### GIVEN PROBLEM
Retype the listing below line for line, without altering a single character.

========

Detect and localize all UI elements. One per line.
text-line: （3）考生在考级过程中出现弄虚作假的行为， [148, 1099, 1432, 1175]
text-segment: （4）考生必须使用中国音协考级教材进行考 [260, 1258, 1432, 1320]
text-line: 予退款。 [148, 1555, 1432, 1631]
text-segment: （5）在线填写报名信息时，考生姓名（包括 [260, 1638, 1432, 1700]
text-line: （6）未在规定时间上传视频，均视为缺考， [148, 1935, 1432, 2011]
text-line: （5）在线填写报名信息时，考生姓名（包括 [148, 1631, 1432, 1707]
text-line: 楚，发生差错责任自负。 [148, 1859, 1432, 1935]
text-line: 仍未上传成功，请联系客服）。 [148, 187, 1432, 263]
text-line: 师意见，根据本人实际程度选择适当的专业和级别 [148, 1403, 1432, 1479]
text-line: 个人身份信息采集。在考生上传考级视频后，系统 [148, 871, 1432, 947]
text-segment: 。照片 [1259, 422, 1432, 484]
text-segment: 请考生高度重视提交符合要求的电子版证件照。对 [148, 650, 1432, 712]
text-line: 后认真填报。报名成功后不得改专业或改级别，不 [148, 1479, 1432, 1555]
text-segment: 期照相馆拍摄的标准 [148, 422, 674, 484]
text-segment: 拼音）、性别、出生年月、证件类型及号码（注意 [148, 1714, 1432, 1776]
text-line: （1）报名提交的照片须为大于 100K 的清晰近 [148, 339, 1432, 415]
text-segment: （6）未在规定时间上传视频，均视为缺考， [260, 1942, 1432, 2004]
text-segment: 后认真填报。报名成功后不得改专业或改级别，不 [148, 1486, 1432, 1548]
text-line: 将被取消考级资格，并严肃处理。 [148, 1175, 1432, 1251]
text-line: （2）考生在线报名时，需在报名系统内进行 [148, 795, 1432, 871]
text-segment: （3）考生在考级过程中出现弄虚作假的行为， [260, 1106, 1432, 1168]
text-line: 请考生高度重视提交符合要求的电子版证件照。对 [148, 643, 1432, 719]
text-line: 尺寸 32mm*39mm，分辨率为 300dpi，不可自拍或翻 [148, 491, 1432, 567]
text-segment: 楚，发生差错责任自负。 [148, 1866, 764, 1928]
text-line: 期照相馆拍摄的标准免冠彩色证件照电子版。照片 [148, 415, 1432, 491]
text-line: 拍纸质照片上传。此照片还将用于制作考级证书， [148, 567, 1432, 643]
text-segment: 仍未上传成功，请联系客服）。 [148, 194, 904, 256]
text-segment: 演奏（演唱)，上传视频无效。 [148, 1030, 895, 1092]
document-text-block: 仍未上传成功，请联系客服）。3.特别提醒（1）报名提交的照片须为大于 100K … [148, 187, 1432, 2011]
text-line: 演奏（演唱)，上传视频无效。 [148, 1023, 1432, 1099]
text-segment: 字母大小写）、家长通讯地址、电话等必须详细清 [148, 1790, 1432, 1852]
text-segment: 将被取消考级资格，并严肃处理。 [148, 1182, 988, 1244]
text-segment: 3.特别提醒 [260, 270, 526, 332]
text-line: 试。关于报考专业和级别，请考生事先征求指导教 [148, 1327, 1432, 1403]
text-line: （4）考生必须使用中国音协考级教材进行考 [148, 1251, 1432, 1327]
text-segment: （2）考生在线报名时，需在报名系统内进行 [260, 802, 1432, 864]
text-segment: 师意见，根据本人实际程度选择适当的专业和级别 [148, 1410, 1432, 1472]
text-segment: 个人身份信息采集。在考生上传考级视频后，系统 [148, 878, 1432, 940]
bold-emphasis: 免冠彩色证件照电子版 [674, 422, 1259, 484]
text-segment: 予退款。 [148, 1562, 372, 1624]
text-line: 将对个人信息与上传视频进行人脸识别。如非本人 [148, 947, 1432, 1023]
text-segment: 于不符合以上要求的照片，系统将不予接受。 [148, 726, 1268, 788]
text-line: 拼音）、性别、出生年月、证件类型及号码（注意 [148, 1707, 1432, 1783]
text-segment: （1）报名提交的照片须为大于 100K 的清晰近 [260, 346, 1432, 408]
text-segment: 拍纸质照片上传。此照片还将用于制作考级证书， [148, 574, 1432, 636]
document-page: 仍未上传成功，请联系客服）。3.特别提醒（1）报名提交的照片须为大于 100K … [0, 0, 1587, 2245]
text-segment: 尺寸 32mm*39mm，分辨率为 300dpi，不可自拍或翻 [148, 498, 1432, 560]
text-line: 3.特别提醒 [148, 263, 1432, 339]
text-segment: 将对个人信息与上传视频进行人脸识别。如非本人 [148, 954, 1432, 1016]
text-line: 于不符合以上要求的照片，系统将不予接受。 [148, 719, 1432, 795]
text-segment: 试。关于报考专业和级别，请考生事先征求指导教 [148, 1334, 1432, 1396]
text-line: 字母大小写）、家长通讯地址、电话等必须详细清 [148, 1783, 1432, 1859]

========

### TASK SOLUTION
Detect and localize all UI elements. One per line.
text-line: （3）考生在考级过程中出现弄虚作假的行为， [148, 1099, 1432, 1175]
text-segment: （4）考生必须使用中国音协考级教材进行考 [260, 1258, 1432, 1320]
text-line: 予退款。 [148, 1555, 1432, 1631]
text-segment: （5）在线填写报名信息时，考生姓名（包括 [260, 1638, 1432, 1700]
text-line: （6）未在规定时间上传视频，均视为缺考， [148, 1935, 1432, 2011]
text-line: （5）在线填写报名信息时，考生姓名（包括 [148, 1631, 1432, 1707]
text-line: 楚，发生差错责任自负。 [148, 1859, 1432, 1935]
text-line: 仍未上传成功，请联系客服）。 [148, 187, 1432, 263]
text-line: 师意见，根据本人实际程度选择适当的专业和级别 [148, 1403, 1432, 1479]
text-line: 个人身份信息采集。在考生上传考级视频后，系统 [148, 871, 1432, 947]
text-segment: 。照片 [1259, 422, 1432, 484]
text-segment: 请考生高度重视提交符合要求的电子版证件照。对 [148, 650, 1432, 712]
text-line: 后认真填报。报名成功后不得改专业或改级别，不 [148, 1479, 1432, 1555]
text-segment: 期照相馆拍摄的标准 [148, 422, 674, 484]
text-segment: 拼音）、性别、出生年月、证件类型及号码（注意 [148, 1714, 1432, 1776]
text-line: （1）报名提交的照片须为大于 100K 的清晰近 [148, 339, 1432, 415]
text-segment: （6）未在规定时间上传视频，均视为缺考， [260, 1942, 1432, 2004]
text-segment: 后认真填报。报名成功后不得改专业或改级别，不 [148, 1486, 1432, 1548]
text-line: 将被取消考级资格，并严肃处理。 [148, 1175, 1432, 1251]
text-line: （2）考生在线报名时，需在报名系统内进行 [148, 795, 1432, 871]
text-segment: （3）考生在考级过程中出现弄虚作假的行为， [260, 1106, 1432, 1168]
text-line: 请考生高度重视提交符合要求的电子版证件照。对 [148, 643, 1432, 719]
text-line: 尺寸 32mm*39mm，分辨率为 300dpi，不可自拍或翻 [148, 491, 1432, 567]
text-segment: 楚，发生差错责任自负。 [148, 1866, 764, 1928]
text-line: 期照相馆拍摄的标准免冠彩色证件照电子版。照片 [148, 415, 1432, 491]
text-line: 拍纸质照片上传。此照片还将用于制作考级证书， [148, 567, 1432, 643]
text-segment: 仍未上传成功，请联系客服）。 [148, 194, 904, 256]
text-segment: 演奏（演唱)，上传视频无效。 [148, 1030, 895, 1092]
document-text-block: 仍未上传成功，请联系客服）。3.特别提醒（1）报名提交的照片须为大于 100K … [148, 187, 1432, 2011]
text-line: 演奏（演唱)，上传视频无效。 [148, 1023, 1432, 1099]
text-segment: 字母大小写）、家长通讯地址、电话等必须详细清 [148, 1790, 1432, 1852]
text-segment: 将被取消考级资格，并严肃处理。 [148, 1182, 988, 1244]
text-segment: 3.特别提醒 [260, 270, 526, 332]
text-line: 试。关于报考专业和级别，请考生事先征求指导教 [148, 1327, 1432, 1403]
text-line: （4）考生必须使用中国音协考级教材进行考 [148, 1251, 1432, 1327]
text-segment: （2）考生在线报名时，需在报名系统内进行 [260, 802, 1432, 864]
text-segment: 师意见，根据本人实际程度选择适当的专业和级别 [148, 1410, 1432, 1472]
text-segment: 个人身份信息采集。在考生上传考级视频后，系统 [148, 878, 1432, 940]
bold-emphasis: 免冠彩色证件照电子版 [674, 422, 1259, 484]
text-segment: 予退款。 [148, 1562, 372, 1624]
text-line: 将对个人信息与上传视频进行人脸识别。如非本人 [148, 947, 1432, 1023]
text-segment: 于不符合以上要求的照片，系统将不予接受。 [148, 726, 1268, 788]
text-line: 拼音）、性别、出生年月、证件类型及号码（注意 [148, 1707, 1432, 1783]
text-segment: （1）报名提交的照片须为大于 100K 的清晰近 [260, 346, 1432, 408]
text-segment: 拍纸质照片上传。此照片还将用于制作考级证书， [148, 574, 1432, 636]
document-page: 仍未上传成功，请联系客服）。3.特别提醒（1）报名提交的照片须为大于 100K … [0, 0, 1587, 2245]
text-segment: 尺寸 32mm*39mm，分辨率为 300dpi，不可自拍或翻 [148, 498, 1432, 560]
text-line: 3.特别提醒 [148, 263, 1432, 339]
text-segment: 将对个人信息与上传视频进行人脸识别。如非本人 [148, 954, 1432, 1016]
text-line: 于不符合以上要求的照片，系统将不予接受。 [148, 719, 1432, 795]
text-segment: 试。关于报考专业和级别，请考生事先征求指导教 [148, 1334, 1432, 1396]
text-line: 字母大小写）、家长通讯地址、电话等必须详细清 [148, 1783, 1432, 1859]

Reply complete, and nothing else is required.